Restate the entire listing word for word.

Stored data entries:
--
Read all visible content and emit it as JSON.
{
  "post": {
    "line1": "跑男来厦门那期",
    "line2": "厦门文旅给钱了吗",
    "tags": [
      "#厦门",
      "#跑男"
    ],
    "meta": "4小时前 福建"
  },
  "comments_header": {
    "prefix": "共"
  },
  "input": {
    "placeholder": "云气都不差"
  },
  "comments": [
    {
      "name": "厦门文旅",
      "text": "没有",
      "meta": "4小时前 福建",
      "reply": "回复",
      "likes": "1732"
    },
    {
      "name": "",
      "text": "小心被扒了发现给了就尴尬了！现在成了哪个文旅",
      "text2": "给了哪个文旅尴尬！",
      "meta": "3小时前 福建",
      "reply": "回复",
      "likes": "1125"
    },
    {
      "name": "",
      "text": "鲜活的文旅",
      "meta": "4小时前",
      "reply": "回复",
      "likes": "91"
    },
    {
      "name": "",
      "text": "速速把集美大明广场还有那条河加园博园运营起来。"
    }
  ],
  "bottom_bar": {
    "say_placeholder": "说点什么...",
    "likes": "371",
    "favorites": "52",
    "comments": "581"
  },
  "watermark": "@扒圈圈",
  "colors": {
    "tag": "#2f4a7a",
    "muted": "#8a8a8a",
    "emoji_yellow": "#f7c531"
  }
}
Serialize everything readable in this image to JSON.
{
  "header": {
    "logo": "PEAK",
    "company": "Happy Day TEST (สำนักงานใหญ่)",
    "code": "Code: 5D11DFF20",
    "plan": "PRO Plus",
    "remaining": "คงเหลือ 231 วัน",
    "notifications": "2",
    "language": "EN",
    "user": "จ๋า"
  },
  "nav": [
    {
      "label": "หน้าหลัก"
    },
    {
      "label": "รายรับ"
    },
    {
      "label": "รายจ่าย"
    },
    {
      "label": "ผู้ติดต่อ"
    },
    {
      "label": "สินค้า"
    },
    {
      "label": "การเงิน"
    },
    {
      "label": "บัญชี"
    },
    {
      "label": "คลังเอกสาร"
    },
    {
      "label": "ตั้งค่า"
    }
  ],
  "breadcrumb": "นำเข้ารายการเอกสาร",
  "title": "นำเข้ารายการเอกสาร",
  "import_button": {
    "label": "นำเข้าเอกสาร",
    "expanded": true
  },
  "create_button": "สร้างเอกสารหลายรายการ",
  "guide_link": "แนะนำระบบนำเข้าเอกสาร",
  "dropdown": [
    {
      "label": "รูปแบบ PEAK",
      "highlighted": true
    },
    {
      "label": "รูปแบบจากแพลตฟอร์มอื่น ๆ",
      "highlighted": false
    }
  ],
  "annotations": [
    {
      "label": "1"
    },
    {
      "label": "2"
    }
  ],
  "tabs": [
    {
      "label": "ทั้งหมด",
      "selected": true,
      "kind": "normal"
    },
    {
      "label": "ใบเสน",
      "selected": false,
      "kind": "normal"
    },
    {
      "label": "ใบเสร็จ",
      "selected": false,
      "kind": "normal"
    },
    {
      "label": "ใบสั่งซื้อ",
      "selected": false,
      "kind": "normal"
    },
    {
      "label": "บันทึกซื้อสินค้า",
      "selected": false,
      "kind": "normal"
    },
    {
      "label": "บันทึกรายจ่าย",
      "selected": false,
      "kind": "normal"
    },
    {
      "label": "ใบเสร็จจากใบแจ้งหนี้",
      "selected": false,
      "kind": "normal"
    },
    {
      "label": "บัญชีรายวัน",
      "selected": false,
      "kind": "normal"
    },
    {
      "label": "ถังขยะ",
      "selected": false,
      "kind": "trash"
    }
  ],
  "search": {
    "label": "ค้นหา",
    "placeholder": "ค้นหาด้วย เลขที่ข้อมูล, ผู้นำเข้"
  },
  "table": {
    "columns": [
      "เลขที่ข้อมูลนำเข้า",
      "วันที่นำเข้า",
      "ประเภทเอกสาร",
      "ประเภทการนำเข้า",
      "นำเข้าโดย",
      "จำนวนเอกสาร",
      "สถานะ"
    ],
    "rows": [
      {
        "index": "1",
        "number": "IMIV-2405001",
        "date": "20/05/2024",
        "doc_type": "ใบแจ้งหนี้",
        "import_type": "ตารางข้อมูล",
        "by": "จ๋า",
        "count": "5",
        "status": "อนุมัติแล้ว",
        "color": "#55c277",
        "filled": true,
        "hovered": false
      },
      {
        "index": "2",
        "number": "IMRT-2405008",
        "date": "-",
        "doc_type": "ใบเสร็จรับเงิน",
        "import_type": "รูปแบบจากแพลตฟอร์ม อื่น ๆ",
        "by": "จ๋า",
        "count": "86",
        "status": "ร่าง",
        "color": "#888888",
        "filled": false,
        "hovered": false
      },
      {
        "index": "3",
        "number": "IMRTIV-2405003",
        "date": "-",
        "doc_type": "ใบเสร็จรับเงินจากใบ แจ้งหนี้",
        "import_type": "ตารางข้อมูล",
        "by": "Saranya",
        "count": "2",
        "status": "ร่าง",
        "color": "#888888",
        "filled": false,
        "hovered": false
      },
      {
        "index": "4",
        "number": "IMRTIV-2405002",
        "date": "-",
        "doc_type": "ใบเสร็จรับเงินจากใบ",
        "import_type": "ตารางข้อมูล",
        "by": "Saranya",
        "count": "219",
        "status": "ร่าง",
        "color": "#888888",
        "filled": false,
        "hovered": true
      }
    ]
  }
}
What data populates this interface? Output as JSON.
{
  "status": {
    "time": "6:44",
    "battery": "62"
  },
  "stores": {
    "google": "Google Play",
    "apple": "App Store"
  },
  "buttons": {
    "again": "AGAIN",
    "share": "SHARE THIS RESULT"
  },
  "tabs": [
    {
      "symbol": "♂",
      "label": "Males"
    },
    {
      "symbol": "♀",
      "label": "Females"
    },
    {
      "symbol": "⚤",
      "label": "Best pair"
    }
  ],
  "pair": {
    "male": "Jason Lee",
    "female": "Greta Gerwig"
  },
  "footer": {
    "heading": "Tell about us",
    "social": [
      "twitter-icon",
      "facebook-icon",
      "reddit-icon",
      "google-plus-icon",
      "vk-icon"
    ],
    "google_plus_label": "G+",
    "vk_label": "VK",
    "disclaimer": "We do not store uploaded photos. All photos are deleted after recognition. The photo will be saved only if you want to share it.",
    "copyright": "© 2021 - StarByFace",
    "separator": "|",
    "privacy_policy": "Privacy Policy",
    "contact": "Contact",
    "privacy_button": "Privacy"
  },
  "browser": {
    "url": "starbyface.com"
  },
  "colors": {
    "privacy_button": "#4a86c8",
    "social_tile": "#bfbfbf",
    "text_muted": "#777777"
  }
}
--
**TASK RESPONSE**
Read all visible content and emit it as JSON.
{
  "post": {
    "line1": "跑男来厦门那期",
    "line2": "厦门文旅给钱了吗",
    "tags": [
      "#厦门",
      "#跑男"
    ],
    "meta": "4小时前 福建"
  },
  "comments_header": {
    "prefix": "共"
  },
  "input": {
    "placeholder": "云气都不差"
  },
  "comments": [
    {
      "name": "厦门文旅",
      "text": "没有",
      "meta": "4小时前 福建",
      "reply": "回复",
      "likes": "1732"
    },
    {
      "name": "",
      "text": "小心被扒了发现给了就尴尬了！现在成了哪个文旅",
      "text2": "给了哪个文旅尴尬！",
      "meta": "3小时前 福建",
      "reply": "回复",
      "likes": "1125"
    },
    {
      "name": "",
      "text": "鲜活的文旅",
      "meta": "4小时前",
      "reply": "回复",
      "likes": "91"
    },
    {
      "name": "",
      "text": "速速把集美大明广场还有那条河加园博园运营起来。"
    }
  ],
  "bottom_bar": {
    "say_placeholder": "说点什么...",
    "likes": "371",
    "favorites": "52",
    "comments": "581"
  },
  "watermark": "@扒圈圈",
  "colors": {
    "tag": "#2f4a7a",
    "muted": "#8a8a8a",
    "emoji_yellow": "#f7c531"
  }
}
Serialize everything readable in this image to JSON.
{
  "header": {
    "logo": "PEAK",
    "company": "Happy Day TEST (สำนักงานใหญ่)",
    "code": "Code: 5D11DFF20",
    "plan": "PRO Plus",
    "remaining": "คงเหลือ 231 วัน",
    "notifications": "2",
    "language": "EN",
    "user": "จ๋า"
  },
  "nav": [
    {
      "label": "หน้าหลัก"
    },
    {
      "label": "รายรับ"
    },
    {
      "label": "รายจ่าย"
    },
    {
      "label": "ผู้ติดต่อ"
    },
    {
      "label": "สินค้า"
    },
    {
      "label": "การเงิน"
    },
    {
      "label": "บัญชี"
    },
    {
      "label": "คลังเอกสาร"
    },
    {
      "label": "ตั้งค่า"
    }
  ],
  "breadcrumb": "นำเข้ารายการเอกสาร",
  "title": "นำเข้ารายการเอกสาร",
  "import_button": {
    "label": "นำเข้าเอกสาร",
    "expanded": true
  },
  "create_button": "สร้างเอกสารหลายรายการ",
  "guide_link": "แนะนำระบบนำเข้าเอกสาร",
  "dropdown": [
    {
      "label": "รูปแบบ PEAK",
      "highlighted": true
    },
    {
      "label": "รูปแบบจากแพลตฟอร์มอื่น ๆ",
      "highlighted": false
    }
  ],
  "annotations": [
    {
      "label": "1"
    },
    {
      "label": "2"
    }
  ],
  "tabs": [
    {
      "label": "ทั้งหมด",
      "selected": true,
      "kind": "normal"
    },
    {
      "label": "ใบเสน",
      "selected": false,
      "kind": "normal"
    },
    {
      "label": "ใบเสร็จ",
      "selected": false,
      "kind": "normal"
    },
    {
      "label": "ใบสั่งซื้อ",
      "selected": false,
      "kind": "normal"
    },
    {
      "label": "บันทึกซื้อสินค้า",
      "selected": false,
      "kind": "normal"
    },
    {
      "label": "บันทึกรายจ่าย",
      "selected": false,
      "kind": "normal"
    },
    {
      "label": "ใบเสร็จจากใบแจ้งหนี้",
      "selected": false,
      "kind": "normal"
    },
    {
      "label": "บัญชีรายวัน",
      "selected": false,
      "kind": "normal"
    },
    {
      "label": "ถังขยะ",
      "selected": false,
      "kind": "trash"
    }
  ],
  "search": {
    "label": "ค้นหา",
    "placeholder": "ค้นหาด้วย เลขที่ข้อมูล, ผู้นำเข้"
  },
  "table": {
    "columns": [
      "เลขที่ข้อมูลนำเข้า",
      "วันที่นำเข้า",
      "ประเภทเอกสาร",
      "ประเภทการนำเข้า",
      "นำเข้าโดย",
      "จำนวนเอกสาร",
      "สถานะ"
    ],
    "rows": [
      {
        "index": "1",
        "number": "IMIV-2405001",
        "date": "20/05/2024",
        "doc_type": "ใบแจ้งหนี้",
        "import_type": "ตารางข้อมูล",
        "by": "จ๋า",
        "count": "5",
        "status": "อนุมัติแล้ว",
        "color": "#55c277",
        "filled": true,
        "hovered": false
      },
      {
        "index": "2",
        "number": "IMRT-2405008",
        "date": "-",
        "doc_type": "ใบเสร็จรับเงิน",
        "import_type": "รูปแบบจากแพลตฟอร์ม อื่น ๆ",
        "by": "จ๋า",
        "count": "86",
        "status": "ร่าง",
        "color": "#888888",
        "filled": false,
        "hovered": false
      },
      {
        "index": "3",
        "number": "IMRTIV-2405003",
        "date": "-",
        "doc_type": "ใบเสร็จรับเงินจากใบ แจ้งหนี้",
        "import_type": "ตารางข้อมูล",
        "by": "Saranya",
        "count": "2",
        "status": "ร่าง",
        "color": "#888888",
        "filled": false,
        "hovered": false
      },
      {
        "index": "4",
        "number": "IMRTIV-2405002",
        "date": "-",
        "doc_type": "ใบเสร็จรับเงินจากใบ",
        "import_type": "ตารางข้อมูล",
        "by": "Saranya",
        "count": "219",
        "status": "ร่าง",
        "color": "#888888",
        "filled": false,
        "hovered": true
      }
    ]
  }
}
What data populates this interface? Output as JSON.
{
  "status": {
    "time": "6:44",
    "battery": "62"
  },
  "stores": {
    "google": "Google Play",
    "apple": "App Store"
  },
  "buttons": {
    "again": "AGAIN",
    "share": "SHARE THIS RESULT"
  },
  "tabs": [
    {
      "symbol": "♂",
      "label": "Males"
    },
    {
      "symbol": "♀",
      "label": "Females"
    },
    {
      "symbol": "⚤",
      "label": "Best pair"
    }
  ],
  "pair": {
    "male": "Jason Lee",
    "female": "Greta Gerwig"
  },
  "footer": {
    "heading": "Tell about us",
    "social": [
      "twitter-icon",
      "facebook-icon",
      "reddit-icon",
      "google-plus-icon",
      "vk-icon"
    ],
    "google_plus_label": "G+",
    "vk_label": "VK",
    "disclaimer": "We do not store uploaded photos. All photos are deleted after recognition. The photo will be saved only if you want to share it.",
    "copyright": "© 2021 - StarByFace",
    "separator": "|",
    "privacy_policy": "Privacy Policy",
    "contact": "Contact",
    "privacy_button": "Privacy"
  },
  "browser": {
    "url": "starbyface.com"
  },
  "colors": {
    "privacy_button": "#4a86c8",
    "social_tile": "#bfbfbf",
    "text_muted": "#777777"
  }
}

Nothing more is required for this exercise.